### WHAT YOU SHOULD DO
List every line below containing "diff".

╭─ INFORMATION SHOWN

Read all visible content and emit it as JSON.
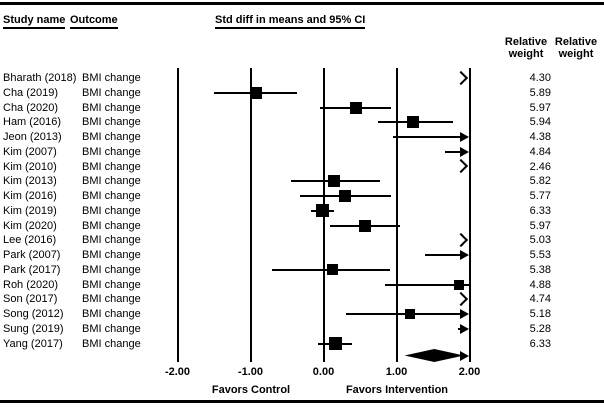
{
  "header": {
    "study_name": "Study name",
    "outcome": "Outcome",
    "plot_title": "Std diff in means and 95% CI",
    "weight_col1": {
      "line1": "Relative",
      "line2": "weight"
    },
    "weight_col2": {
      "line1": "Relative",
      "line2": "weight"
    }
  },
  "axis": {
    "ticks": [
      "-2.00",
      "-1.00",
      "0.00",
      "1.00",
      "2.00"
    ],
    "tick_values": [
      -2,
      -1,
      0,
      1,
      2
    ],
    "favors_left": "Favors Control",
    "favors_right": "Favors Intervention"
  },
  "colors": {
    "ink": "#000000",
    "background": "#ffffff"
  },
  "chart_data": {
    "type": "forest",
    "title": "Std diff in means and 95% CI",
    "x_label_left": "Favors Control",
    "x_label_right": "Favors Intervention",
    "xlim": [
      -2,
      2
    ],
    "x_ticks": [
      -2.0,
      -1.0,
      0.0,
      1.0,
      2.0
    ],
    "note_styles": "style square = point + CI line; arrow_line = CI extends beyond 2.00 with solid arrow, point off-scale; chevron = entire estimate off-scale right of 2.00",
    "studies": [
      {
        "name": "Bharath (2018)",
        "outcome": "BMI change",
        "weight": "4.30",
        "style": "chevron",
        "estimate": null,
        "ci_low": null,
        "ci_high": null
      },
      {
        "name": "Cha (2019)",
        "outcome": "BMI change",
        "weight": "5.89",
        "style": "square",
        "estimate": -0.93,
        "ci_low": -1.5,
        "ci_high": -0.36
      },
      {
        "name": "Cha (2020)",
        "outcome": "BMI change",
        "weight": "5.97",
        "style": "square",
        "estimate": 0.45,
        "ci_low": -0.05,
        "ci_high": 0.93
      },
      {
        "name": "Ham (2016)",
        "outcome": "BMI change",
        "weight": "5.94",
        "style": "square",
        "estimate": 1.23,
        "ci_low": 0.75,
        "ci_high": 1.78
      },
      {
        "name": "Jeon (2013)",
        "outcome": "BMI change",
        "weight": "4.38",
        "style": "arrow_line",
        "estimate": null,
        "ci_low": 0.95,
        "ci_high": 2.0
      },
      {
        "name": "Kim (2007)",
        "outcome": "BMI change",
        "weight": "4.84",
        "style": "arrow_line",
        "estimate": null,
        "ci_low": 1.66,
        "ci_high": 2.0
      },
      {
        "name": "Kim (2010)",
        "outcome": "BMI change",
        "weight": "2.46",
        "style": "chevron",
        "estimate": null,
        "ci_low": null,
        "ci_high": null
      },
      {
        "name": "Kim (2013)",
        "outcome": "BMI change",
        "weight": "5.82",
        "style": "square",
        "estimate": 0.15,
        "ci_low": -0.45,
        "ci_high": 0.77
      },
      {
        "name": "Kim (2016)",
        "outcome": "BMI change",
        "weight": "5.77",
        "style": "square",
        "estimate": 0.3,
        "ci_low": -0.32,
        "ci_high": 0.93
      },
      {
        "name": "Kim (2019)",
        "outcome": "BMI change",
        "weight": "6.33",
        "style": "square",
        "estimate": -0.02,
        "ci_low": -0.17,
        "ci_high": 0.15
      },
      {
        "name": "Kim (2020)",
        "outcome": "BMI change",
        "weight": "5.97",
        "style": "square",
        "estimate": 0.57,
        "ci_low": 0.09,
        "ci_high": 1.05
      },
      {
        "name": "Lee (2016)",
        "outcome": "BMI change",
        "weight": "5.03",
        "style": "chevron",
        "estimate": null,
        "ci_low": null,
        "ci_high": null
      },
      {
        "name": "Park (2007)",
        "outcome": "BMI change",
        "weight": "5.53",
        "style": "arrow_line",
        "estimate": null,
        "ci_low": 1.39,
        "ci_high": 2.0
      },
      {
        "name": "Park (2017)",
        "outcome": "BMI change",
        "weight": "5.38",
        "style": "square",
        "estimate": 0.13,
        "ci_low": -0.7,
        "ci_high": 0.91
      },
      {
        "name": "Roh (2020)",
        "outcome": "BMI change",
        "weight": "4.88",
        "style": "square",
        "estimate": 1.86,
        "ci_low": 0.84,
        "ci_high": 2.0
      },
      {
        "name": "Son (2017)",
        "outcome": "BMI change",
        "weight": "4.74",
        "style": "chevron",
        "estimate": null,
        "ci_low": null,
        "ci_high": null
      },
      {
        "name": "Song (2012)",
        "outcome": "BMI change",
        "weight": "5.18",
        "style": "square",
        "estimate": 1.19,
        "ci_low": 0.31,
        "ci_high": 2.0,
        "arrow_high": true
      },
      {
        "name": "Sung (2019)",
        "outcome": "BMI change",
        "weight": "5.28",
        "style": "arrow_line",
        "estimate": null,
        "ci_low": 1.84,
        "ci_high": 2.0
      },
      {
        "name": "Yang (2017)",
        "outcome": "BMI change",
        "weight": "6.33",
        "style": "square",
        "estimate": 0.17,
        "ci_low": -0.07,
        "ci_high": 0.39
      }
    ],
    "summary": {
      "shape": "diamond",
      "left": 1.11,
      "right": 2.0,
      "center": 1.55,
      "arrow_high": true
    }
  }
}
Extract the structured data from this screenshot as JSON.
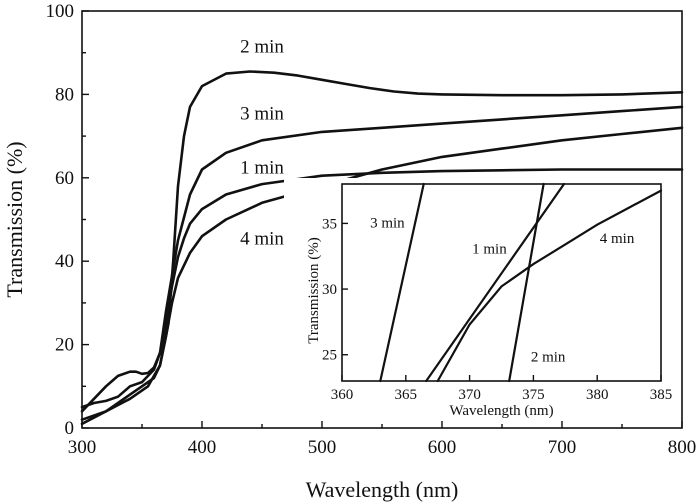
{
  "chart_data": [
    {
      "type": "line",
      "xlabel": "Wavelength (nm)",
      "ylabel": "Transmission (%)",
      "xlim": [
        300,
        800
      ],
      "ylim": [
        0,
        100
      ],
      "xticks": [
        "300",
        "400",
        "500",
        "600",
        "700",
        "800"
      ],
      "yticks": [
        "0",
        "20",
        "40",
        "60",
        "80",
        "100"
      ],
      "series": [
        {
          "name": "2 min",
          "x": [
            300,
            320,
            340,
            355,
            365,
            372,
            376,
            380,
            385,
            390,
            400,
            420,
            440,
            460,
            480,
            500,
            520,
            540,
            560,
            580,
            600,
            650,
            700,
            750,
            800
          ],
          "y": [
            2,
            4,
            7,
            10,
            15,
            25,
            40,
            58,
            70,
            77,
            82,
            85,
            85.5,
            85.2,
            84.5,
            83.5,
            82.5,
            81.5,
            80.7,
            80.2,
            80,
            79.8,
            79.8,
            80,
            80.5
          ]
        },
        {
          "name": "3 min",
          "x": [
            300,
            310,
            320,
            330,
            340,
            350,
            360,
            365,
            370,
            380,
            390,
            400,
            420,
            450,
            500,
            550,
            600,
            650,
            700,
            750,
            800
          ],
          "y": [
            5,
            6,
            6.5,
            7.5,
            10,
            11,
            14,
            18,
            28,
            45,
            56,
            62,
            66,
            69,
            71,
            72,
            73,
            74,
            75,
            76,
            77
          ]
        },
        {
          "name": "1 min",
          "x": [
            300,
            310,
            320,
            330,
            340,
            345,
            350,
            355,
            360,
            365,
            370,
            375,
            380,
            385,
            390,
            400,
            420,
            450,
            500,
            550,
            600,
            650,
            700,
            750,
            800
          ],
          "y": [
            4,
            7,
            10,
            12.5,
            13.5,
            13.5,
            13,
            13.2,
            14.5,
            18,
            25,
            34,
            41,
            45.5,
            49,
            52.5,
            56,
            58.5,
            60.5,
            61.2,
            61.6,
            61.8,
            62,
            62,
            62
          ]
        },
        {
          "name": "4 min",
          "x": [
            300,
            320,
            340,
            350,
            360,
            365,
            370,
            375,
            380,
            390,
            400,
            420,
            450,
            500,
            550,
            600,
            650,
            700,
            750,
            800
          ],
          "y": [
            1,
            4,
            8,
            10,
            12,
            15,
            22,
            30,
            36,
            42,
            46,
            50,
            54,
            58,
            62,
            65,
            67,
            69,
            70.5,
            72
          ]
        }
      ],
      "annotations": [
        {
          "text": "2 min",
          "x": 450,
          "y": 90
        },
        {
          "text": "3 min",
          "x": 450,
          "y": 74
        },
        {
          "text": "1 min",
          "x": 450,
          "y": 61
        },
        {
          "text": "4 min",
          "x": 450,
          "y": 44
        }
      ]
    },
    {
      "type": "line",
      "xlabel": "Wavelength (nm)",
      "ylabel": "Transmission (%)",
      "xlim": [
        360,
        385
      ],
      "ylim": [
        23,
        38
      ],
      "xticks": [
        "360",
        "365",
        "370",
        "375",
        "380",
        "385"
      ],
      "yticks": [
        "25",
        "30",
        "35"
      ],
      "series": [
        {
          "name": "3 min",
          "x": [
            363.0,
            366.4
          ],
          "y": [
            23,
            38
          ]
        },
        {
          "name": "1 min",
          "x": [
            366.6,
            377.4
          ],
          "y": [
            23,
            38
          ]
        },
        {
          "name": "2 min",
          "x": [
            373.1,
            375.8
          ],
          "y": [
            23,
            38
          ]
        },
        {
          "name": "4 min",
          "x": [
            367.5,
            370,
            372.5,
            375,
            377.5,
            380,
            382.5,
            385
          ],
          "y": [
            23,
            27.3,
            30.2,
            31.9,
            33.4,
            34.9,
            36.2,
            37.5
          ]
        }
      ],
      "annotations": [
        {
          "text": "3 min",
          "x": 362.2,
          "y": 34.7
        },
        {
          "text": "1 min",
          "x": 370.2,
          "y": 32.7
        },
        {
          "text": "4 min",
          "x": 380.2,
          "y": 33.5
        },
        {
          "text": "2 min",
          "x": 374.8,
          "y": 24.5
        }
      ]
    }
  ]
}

╰─

### WRITTEN SOLUTION
    "plot_title": "Std diff in means and 95% CI",
    "title": "Std diff in means and 95% CI",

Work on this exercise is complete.